---------- Extracted records ----------
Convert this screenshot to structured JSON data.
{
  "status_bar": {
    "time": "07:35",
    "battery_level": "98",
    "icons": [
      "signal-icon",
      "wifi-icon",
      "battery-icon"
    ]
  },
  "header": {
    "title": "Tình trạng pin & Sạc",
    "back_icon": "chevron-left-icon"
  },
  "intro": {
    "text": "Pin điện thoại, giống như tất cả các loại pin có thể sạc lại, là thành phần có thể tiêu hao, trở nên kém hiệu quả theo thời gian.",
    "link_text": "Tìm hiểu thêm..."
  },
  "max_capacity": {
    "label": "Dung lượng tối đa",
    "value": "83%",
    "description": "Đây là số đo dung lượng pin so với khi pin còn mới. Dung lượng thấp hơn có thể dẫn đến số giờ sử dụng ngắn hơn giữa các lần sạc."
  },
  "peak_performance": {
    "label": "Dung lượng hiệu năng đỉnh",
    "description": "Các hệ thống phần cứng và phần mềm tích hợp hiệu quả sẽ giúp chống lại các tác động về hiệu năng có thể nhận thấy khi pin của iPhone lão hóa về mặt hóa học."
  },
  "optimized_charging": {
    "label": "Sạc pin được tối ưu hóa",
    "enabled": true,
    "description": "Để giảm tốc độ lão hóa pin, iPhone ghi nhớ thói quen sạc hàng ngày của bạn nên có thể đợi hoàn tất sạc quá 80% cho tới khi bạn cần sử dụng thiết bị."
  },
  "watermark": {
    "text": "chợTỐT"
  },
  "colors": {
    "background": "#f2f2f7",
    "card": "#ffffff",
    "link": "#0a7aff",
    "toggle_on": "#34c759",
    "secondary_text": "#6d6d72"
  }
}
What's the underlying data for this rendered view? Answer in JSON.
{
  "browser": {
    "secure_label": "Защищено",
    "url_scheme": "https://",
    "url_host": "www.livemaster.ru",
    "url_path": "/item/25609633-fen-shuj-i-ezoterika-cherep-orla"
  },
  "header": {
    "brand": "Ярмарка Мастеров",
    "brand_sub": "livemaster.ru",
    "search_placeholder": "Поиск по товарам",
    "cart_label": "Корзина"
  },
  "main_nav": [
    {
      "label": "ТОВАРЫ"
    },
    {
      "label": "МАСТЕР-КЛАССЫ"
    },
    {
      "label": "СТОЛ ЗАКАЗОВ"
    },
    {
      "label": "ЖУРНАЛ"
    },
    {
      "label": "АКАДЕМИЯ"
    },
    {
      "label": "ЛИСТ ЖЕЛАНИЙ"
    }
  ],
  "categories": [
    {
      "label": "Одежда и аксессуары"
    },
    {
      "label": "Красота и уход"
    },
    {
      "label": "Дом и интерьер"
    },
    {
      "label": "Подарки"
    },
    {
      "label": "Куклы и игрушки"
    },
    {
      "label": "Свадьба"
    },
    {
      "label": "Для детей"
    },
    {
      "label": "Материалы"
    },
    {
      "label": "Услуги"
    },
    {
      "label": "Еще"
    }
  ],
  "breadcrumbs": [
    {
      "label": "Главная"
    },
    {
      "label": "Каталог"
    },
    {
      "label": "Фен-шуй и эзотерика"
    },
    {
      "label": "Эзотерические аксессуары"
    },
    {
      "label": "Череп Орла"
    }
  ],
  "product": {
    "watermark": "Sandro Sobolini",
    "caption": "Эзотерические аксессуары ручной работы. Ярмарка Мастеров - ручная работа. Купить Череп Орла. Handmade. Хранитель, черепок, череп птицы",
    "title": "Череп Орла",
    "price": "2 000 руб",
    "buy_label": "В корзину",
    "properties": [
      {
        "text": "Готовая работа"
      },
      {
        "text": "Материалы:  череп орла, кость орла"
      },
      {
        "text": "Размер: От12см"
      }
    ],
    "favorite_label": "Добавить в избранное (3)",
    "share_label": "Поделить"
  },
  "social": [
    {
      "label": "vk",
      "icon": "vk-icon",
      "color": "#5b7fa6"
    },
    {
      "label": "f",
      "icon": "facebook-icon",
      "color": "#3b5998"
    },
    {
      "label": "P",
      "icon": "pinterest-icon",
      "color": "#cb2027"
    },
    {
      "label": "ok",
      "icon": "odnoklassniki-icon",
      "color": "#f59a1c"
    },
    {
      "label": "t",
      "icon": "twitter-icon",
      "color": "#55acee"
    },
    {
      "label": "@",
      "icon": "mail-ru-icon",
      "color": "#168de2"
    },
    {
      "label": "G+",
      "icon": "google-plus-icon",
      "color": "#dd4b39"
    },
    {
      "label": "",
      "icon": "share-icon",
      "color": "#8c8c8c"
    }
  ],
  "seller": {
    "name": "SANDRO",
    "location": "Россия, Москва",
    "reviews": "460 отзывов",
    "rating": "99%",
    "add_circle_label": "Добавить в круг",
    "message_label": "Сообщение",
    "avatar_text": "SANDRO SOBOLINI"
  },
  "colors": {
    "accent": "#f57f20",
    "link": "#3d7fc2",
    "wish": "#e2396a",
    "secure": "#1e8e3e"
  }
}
----------
§ **Your instructions**: Write the data from above out again, exactly.

§ **Complete output**:
Convert this screenshot to structured JSON data.
{
  "status_bar": {
    "time": "07:35",
    "battery_level": "98",
    "icons": [
      "signal-icon",
      "wifi-icon",
      "battery-icon"
    ]
  },
  "header": {
    "title": "Tình trạng pin & Sạc",
    "back_icon": "chevron-left-icon"
  },
  "intro": {
    "text": "Pin điện thoại, giống như tất cả các loại pin có thể sạc lại, là thành phần có thể tiêu hao, trở nên kém hiệu quả theo thời gian.",
    "link_text": "Tìm hiểu thêm..."
  },
  "max_capacity": {
    "label": "Dung lượng tối đa",
    "value": "83%",
    "description": "Đây là số đo dung lượng pin so với khi pin còn mới. Dung lượng thấp hơn có thể dẫn đến số giờ sử dụng ngắn hơn giữa các lần sạc."
  },
  "peak_performance": {
    "label": "Dung lượng hiệu năng đỉnh",
    "description": "Các hệ thống phần cứng và phần mềm tích hợp hiệu quả sẽ giúp chống lại các tác động về hiệu năng có thể nhận thấy khi pin của iPhone lão hóa về mặt hóa học."
  },
  "optimized_charging": {
    "label": "Sạc pin được tối ưu hóa",
    "enabled": true,
    "description": "Để giảm tốc độ lão hóa pin, iPhone ghi nhớ thói quen sạc hàng ngày của bạn nên có thể đợi hoàn tất sạc quá 80% cho tới khi bạn cần sử dụng thiết bị."
  },
  "watermark": {
    "text": "chợTỐT"
  },
  "colors": {
    "background": "#f2f2f7",
    "card": "#ffffff",
    "link": "#0a7aff",
    "toggle_on": "#34c759",
    "secondary_text": "#6d6d72"
  }
}
What's the underlying data for this rendered view? Answer in JSON.
{
  "browser": {
    "secure_label": "Защищено",
    "url_scheme": "https://",
    "url_host": "www.livemaster.ru",
    "url_path": "/item/25609633-fen-shuj-i-ezoterika-cherep-orla"
  },
  "header": {
    "brand": "Ярмарка Мастеров",
    "brand_sub": "livemaster.ru",
    "search_placeholder": "Поиск по товарам",
    "cart_label": "Корзина"
  },
  "main_nav": [
    {
      "label": "ТОВАРЫ"
    },
    {
      "label": "МАСТЕР-КЛАССЫ"
    },
    {
      "label": "СТОЛ ЗАКАЗОВ"
    },
    {
      "label": "ЖУРНАЛ"
    },
    {
      "label": "АКАДЕМИЯ"
    },
    {
      "label": "ЛИСТ ЖЕЛАНИЙ"
    }
  ],
  "categories": [
    {
      "label": "Одежда и аксессуары"
    },
    {
      "label": "Красота и уход"
    },
    {
      "label": "Дом и интерьер"
    },
    {
      "label": "Подарки"
    },
    {
      "label": "Куклы и игрушки"
    },
    {
      "label": "Свадьба"
    },
    {
      "label": "Для детей"
    },
    {
      "label": "Материалы"
    },
    {
      "label": "Услуги"
    },
    {
      "label": "Еще"
    }
  ],
  "breadcrumbs": [
    {
      "label": "Главная"
    },
    {
      "label": "Каталог"
    },
    {
      "label": "Фен-шуй и эзотерика"
    },
    {
      "label": "Эзотерические аксессуары"
    },
    {
      "label": "Череп Орла"
    }
  ],
  "product": {
    "watermark": "Sandro Sobolini",
    "caption": "Эзотерические аксессуары ручной работы. Ярмарка Мастеров - ручная работа. Купить Череп Орла. Handmade. Хранитель, черепок, череп птицы",
    "title": "Череп Орла",
    "price": "2 000 руб",
    "buy_label": "В корзину",
    "properties": [
      {
        "text": "Готовая работа"
      },
      {
        "text": "Материалы:  череп орла, кость орла"
      },
      {
        "text": "Размер: От12см"
      }
    ],
    "favorite_label": "Добавить в избранное (3)",
    "share_label": "Поделить"
  },
  "social": [
    {
      "label": "vk",
      "icon": "vk-icon",
      "color": "#5b7fa6"
    },
    {
      "label": "f",
      "icon": "facebook-icon",
      "color": "#3b5998"
    },
    {
      "label": "P",
      "icon": "pinterest-icon",
      "color": "#cb2027"
    },
    {
      "label": "ok",
      "icon": "odnoklassniki-icon",
      "color": "#f59a1c"
    },
    {
      "label": "t",
      "icon": "twitter-icon",
      "color": "#55acee"
    },
    {
      "label": "@",
      "icon": "mail-ru-icon",
      "color": "#168de2"
    },
    {
      "label": "G+",
      "icon": "google-plus-icon",
      "color": "#dd4b39"
    },
    {
      "label": "",
      "icon": "share-icon",
      "color": "#8c8c8c"
    }
  ],
  "seller": {
    "name": "SANDRO",
    "location": "Россия, Москва",
    "reviews": "460 отзывов",
    "rating": "99%",
    "add_circle_label": "Добавить в круг",
    "message_label": "Сообщение",
    "avatar_text": "SANDRO SOBOLINI"
  },
  "colors": {
    "accent": "#f57f20",
    "link": "#3d7fc2",
    "wish": "#e2396a",
    "secure": "#1e8e3e"
  }
}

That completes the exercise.